[start]

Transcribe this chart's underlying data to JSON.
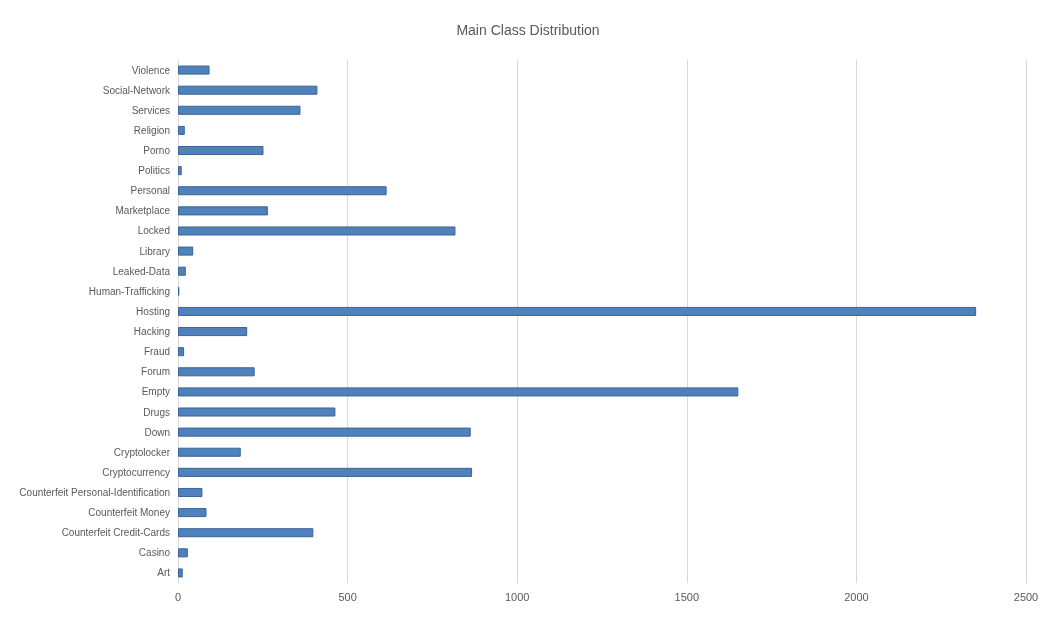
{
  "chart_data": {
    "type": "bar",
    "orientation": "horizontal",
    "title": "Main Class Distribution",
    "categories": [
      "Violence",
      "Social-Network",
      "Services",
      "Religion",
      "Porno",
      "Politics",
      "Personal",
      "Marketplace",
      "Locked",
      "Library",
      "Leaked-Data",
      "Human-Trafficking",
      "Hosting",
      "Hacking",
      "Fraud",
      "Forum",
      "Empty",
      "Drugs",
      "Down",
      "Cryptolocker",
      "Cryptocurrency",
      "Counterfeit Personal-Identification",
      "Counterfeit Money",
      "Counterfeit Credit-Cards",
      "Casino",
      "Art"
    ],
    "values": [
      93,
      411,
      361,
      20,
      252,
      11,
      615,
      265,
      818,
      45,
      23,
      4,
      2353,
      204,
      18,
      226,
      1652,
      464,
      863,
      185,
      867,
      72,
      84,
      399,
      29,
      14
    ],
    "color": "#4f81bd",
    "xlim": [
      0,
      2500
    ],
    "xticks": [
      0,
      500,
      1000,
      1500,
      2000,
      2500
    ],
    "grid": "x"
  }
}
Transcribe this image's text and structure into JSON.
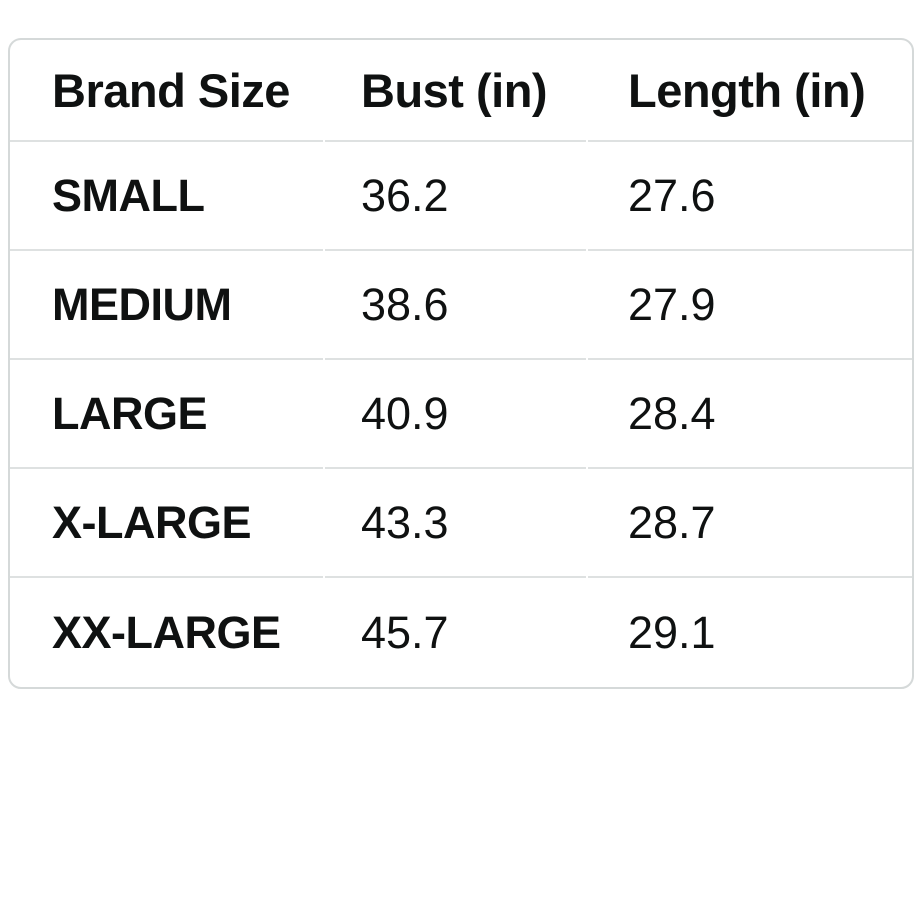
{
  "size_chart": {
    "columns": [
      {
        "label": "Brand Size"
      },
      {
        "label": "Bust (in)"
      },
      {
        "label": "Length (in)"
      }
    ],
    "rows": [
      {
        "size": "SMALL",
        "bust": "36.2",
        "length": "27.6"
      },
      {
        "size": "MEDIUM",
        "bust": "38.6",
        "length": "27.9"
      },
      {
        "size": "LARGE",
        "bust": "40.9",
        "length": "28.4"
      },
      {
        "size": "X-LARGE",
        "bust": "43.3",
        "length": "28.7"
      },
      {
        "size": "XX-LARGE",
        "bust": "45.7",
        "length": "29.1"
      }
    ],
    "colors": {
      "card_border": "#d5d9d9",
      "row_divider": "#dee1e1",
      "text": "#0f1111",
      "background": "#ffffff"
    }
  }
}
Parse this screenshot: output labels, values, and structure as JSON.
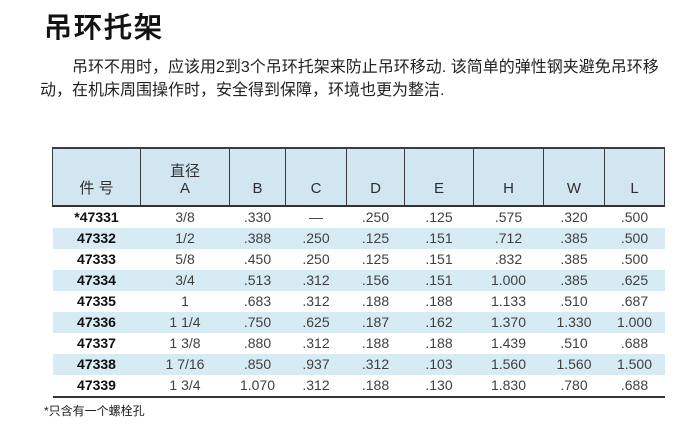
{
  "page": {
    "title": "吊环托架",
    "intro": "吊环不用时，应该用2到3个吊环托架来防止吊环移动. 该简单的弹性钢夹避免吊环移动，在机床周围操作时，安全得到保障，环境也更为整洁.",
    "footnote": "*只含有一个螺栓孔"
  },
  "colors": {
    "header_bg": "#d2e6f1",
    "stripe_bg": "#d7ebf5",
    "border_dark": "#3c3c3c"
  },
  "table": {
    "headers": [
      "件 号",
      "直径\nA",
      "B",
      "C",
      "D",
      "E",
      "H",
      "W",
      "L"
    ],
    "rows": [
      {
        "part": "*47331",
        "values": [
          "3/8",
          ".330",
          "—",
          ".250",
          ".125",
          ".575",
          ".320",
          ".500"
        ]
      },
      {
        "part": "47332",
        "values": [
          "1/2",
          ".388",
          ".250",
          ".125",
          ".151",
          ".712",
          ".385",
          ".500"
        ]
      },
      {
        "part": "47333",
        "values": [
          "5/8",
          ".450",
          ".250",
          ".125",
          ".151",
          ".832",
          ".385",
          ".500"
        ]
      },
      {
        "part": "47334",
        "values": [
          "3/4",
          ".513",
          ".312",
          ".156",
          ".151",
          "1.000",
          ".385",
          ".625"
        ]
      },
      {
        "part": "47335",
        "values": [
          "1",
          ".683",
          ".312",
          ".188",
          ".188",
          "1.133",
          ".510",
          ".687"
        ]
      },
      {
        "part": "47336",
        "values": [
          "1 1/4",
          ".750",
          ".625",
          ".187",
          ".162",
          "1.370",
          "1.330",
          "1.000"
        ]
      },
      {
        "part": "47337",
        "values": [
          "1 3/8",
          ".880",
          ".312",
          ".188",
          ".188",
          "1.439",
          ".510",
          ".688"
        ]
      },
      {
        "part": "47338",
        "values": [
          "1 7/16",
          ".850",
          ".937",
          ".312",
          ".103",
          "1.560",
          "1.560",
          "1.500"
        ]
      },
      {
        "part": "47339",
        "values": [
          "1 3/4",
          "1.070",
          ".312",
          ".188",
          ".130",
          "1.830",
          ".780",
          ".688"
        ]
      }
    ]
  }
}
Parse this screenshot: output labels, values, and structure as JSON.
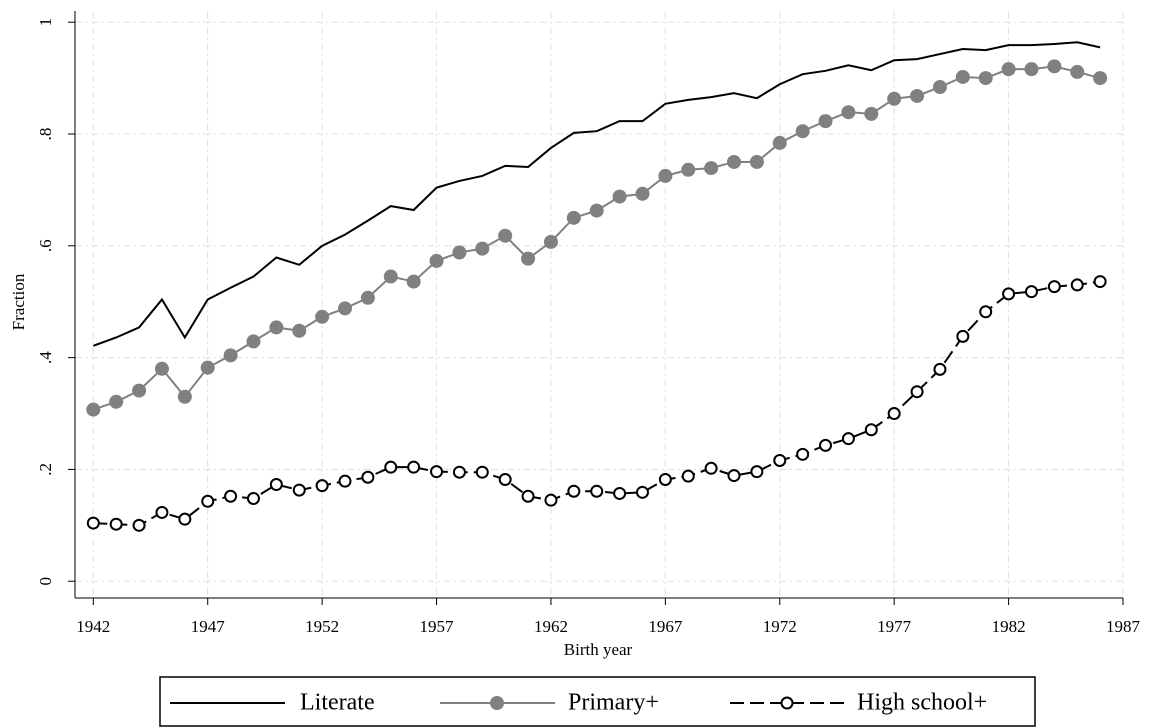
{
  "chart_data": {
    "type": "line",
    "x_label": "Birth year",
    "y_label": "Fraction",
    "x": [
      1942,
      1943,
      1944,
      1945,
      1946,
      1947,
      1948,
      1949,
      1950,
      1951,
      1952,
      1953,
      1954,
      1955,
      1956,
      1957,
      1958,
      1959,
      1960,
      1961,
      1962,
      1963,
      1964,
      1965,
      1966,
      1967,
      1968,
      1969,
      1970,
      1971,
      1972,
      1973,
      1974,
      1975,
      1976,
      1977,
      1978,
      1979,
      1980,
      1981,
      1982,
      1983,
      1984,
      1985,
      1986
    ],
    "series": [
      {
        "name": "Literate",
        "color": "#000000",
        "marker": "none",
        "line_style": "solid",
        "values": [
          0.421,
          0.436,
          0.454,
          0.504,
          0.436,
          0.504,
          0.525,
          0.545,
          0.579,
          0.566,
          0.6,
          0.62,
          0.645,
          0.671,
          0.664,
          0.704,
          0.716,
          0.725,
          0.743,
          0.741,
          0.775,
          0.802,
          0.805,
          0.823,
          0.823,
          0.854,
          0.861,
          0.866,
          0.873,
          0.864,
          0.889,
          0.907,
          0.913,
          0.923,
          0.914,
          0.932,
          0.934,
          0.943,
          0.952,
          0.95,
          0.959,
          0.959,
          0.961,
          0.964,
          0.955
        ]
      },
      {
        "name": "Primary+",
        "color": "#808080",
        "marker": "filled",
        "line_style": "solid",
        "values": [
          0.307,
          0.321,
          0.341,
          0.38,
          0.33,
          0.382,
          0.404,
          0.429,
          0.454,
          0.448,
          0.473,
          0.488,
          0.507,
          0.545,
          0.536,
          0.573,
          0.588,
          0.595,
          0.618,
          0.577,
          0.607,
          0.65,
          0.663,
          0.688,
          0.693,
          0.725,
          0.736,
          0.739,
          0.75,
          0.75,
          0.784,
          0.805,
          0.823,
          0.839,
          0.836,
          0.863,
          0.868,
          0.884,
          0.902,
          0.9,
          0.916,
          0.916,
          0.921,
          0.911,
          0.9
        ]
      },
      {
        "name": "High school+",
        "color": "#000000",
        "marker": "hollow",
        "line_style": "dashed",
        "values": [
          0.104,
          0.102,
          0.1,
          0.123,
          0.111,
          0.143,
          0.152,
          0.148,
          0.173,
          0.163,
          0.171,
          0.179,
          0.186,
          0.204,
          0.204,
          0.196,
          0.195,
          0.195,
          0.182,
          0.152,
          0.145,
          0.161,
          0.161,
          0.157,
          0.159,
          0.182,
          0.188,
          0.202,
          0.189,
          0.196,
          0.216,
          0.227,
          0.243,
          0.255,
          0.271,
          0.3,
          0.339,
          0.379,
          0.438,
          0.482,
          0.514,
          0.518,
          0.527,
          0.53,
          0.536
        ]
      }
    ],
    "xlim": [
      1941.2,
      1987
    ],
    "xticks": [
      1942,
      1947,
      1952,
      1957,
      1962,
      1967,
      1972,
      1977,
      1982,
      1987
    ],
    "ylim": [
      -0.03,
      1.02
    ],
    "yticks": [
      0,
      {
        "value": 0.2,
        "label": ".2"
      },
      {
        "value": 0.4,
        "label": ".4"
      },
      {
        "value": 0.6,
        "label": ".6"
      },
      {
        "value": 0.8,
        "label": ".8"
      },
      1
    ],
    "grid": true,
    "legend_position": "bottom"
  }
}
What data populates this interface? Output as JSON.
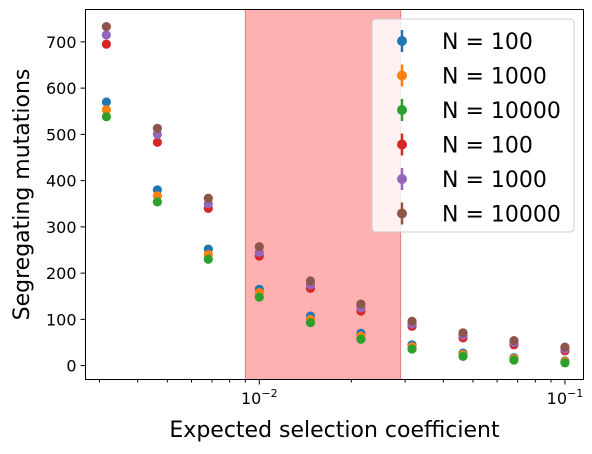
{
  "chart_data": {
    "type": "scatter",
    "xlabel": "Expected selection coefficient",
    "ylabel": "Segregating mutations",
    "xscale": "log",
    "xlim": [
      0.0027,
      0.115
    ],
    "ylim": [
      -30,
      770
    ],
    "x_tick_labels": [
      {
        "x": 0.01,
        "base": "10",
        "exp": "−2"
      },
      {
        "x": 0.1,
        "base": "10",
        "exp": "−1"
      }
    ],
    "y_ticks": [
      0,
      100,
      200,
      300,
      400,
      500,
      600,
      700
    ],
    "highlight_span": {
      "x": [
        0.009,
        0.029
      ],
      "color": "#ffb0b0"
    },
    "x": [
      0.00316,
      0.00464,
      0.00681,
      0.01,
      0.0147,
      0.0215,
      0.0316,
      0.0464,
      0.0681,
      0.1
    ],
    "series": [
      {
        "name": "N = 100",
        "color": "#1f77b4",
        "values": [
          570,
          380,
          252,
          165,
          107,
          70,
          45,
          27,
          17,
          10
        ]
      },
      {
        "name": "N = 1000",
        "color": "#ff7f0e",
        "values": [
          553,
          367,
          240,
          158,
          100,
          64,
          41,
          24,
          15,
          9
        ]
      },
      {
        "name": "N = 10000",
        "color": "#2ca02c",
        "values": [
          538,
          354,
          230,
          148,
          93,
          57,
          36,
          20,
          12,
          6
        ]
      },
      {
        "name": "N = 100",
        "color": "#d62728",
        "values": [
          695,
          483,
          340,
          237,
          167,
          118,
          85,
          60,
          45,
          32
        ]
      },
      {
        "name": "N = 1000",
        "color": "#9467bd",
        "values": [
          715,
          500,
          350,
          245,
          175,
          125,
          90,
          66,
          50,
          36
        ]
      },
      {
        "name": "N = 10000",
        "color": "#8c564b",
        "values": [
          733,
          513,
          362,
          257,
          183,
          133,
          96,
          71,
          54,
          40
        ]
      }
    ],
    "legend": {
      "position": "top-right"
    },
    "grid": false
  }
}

[end]

**REQUIREMENT:**
Write out every line of the entries that holds the word "title".

**FINAL ANSWER:**
    "title": "Main Class Distribution",
    "title": "吊环托架",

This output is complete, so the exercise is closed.